● **Page excerpt**
══════════

A “branchmap” file solved the problem with differing branches; mapping the different names for “trunk” to “default” made the revision history graph look a lot more reasonable than when I originally did the conversion. I also switched to using --datesort for the conversion at this point; the documentation warns that this may produce a much larger repository than --branchsort (the default), but in my case, the size difference was trivial. I suspect this may only apply in scenarios with back-and-forth merges between long-lived branches, rather than the short-lived topic branches that form the majority of our workflow. I also created an “authormap” file at this point to reconcile differing author identities over the history of our repository. The bzr author identity is a full name/email (eg. “Tristan Seligmann <>”, but again, there were various historical oddities here; BitBucket also has the ability to map author identities to BitBucket users, but I decided normalizing during the conversion was a good idea anyway.

The biggest problem I had to deal with (although this was actually one of the first problems I noticed) was that all of these merged branches were still open. Mercurial has the concept of “open” and “closed” branches, with closed branches being hidden by default in most places. A “closed” branch is simply one whose head revision is marked as closing the branch; which of course, none of my branches had, due to being converted from bzr which does not have an equivalent concept. Committing a closing revision to each branch was simple enough to script, but that only lead to more difficulties: 1) a gigantic pile of noise revisions in the history, and 2) a bunch of dangling heads as the new “close” revision was not part of the merge to trunk. Scripting a merge of all of the dangling heads would have produced even more noise, so I looked for a different solution.

Eventually I ran across a patch on the Mercurial mailing list; unfortunately the thread in which it was posted never went anywhere, but the patch still worked. What this patch allowed me to do was after the initial conversion, run another hg-to-hg conversion in which I marked the last branch revision before the merge to trunk as closing the branch. The full conversion process now looked something like this:

hg convert --datesort --branchmap branchmap --authormap authormap Fusion Fusion-hg-unspliced
cd Fusion-hg-unspliced
hg log --template "{node} close\n" -r "head() and not branch(default)" > ../splicemap
cd ..

══════════

● **Data records**
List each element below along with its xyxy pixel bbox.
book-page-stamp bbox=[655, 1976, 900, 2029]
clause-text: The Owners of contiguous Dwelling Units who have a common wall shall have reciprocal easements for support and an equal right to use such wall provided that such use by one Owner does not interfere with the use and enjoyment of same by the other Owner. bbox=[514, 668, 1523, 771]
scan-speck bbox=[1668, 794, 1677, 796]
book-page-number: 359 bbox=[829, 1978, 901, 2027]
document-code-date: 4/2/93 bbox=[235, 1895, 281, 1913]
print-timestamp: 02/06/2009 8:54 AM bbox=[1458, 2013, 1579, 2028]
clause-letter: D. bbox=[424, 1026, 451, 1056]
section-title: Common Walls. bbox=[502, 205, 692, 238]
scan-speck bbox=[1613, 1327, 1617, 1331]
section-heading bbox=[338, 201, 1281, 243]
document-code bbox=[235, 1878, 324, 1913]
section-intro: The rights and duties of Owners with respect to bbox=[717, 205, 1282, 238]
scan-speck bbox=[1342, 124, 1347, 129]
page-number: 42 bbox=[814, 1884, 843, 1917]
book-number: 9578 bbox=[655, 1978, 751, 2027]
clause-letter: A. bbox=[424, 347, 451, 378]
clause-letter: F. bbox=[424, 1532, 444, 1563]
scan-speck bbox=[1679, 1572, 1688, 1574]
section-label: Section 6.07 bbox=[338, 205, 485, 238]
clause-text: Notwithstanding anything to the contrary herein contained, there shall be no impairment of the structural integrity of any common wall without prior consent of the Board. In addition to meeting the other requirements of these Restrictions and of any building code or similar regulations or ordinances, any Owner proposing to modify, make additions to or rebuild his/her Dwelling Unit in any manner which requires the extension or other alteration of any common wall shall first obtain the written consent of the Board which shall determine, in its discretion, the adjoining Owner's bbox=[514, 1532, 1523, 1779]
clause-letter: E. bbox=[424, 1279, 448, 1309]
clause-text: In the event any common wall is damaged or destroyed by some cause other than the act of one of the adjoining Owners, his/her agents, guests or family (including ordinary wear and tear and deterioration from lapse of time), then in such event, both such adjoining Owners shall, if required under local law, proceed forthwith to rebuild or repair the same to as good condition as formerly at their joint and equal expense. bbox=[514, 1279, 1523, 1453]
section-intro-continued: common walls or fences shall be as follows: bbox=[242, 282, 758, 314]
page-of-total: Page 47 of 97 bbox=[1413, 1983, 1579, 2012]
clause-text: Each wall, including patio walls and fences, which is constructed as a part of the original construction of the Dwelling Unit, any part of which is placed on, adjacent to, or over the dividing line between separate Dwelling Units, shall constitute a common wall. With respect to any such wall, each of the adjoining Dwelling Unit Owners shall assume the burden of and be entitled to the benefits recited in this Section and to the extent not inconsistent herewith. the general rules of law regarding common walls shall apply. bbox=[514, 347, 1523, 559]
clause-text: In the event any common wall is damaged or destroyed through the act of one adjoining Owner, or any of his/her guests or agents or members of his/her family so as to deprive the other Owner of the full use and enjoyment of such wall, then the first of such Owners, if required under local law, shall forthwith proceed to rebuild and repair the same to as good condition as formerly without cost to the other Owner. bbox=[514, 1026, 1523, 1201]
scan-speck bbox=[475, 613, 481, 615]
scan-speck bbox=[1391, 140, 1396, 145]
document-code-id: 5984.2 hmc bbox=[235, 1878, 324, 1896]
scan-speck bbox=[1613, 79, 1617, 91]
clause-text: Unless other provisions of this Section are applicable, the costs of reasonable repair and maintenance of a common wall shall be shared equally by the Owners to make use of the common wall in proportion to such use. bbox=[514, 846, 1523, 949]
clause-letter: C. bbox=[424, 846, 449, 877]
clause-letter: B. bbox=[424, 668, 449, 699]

══════════

● **Work instructions**
1. In the Mercurial conversion excerpt, what were the different names for "trunk" mapped to in the branchmap file?
2. Reproduce the passage of the Mercurial conversion excerpt starting with "The biggest problem" and going on through "a different solution.".

● **Answer list**
1. They were mapped to "default".

2.
The biggest problem I had to deal with (although this was actually one of the first problems I noticed) was that all of these merged branches were still open. Mercurial has the concept of “open” and “closed” branches, with closed branches being hidden by default in most places. A “closed” branch is simply one whose head revision is marked as closing the branch; which of course, none of my branches had, due to being converted from bzr which does not have an equivalent concept. Committing a closing revision to each branch was simple enough to script, but that only lead to more difficulties: 1) a gigantic pile of noise revisions in the history, and 2) a bunch of dangling heads as the new “close” revision was not part of the merge to trunk. Scripting a merge of all of the dangling heads would have produced even more noise, so I looked for a different solution.